Report all lines holding "name".
***** ENTRIES SHOWN
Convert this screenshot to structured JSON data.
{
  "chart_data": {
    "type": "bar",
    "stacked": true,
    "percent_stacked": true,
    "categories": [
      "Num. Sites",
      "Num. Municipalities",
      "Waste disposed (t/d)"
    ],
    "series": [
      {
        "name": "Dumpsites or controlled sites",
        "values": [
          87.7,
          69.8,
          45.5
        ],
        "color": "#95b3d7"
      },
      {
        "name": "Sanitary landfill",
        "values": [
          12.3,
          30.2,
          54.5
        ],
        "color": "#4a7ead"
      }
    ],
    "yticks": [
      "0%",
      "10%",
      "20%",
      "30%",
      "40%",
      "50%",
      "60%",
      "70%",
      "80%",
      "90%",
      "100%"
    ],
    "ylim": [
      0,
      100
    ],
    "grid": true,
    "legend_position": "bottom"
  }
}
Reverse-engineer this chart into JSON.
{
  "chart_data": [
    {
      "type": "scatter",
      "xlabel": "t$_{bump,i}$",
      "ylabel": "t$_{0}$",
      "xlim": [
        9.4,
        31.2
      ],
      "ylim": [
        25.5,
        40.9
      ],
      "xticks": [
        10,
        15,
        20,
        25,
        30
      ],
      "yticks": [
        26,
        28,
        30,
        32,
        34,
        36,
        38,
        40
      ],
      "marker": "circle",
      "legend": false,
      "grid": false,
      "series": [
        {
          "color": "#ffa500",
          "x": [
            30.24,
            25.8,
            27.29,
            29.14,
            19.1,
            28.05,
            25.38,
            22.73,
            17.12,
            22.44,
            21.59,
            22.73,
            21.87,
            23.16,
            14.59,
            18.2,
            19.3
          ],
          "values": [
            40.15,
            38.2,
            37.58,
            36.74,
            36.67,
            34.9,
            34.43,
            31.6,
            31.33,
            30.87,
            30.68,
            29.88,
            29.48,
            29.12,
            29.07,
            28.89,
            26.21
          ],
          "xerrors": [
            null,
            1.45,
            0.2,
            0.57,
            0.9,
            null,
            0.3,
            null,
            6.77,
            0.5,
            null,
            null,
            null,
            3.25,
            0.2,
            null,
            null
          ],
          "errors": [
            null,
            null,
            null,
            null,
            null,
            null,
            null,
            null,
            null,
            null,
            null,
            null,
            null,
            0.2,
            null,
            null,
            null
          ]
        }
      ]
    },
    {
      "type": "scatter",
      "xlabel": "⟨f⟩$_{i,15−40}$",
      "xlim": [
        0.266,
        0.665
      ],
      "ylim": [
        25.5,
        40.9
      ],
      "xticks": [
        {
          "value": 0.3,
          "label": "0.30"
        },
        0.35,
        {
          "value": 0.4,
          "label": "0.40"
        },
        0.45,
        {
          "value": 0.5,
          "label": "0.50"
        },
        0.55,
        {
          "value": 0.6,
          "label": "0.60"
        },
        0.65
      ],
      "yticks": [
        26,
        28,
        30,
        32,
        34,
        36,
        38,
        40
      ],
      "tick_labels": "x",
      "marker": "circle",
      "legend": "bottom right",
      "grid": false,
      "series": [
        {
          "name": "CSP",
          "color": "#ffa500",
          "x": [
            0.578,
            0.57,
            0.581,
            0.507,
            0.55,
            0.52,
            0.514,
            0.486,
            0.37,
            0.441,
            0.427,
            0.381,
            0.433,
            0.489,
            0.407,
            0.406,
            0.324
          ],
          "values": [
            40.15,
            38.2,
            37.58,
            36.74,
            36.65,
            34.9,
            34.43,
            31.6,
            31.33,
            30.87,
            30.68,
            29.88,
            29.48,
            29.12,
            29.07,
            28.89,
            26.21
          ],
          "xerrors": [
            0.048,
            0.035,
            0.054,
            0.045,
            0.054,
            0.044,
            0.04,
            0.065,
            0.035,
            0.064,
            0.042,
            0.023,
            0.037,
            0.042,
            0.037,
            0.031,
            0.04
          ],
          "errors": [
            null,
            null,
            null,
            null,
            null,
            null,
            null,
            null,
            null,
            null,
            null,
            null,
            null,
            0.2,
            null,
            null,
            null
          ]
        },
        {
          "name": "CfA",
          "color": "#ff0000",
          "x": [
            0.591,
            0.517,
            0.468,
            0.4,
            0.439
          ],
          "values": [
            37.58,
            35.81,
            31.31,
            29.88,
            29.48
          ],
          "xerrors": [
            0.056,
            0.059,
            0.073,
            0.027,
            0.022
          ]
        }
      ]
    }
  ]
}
**********
SOLUTION:
        "name": "Dumpsites or controlled sites",
        "name": "Sanitary landfill",
          "name": "CSP",
          "name": "CfA",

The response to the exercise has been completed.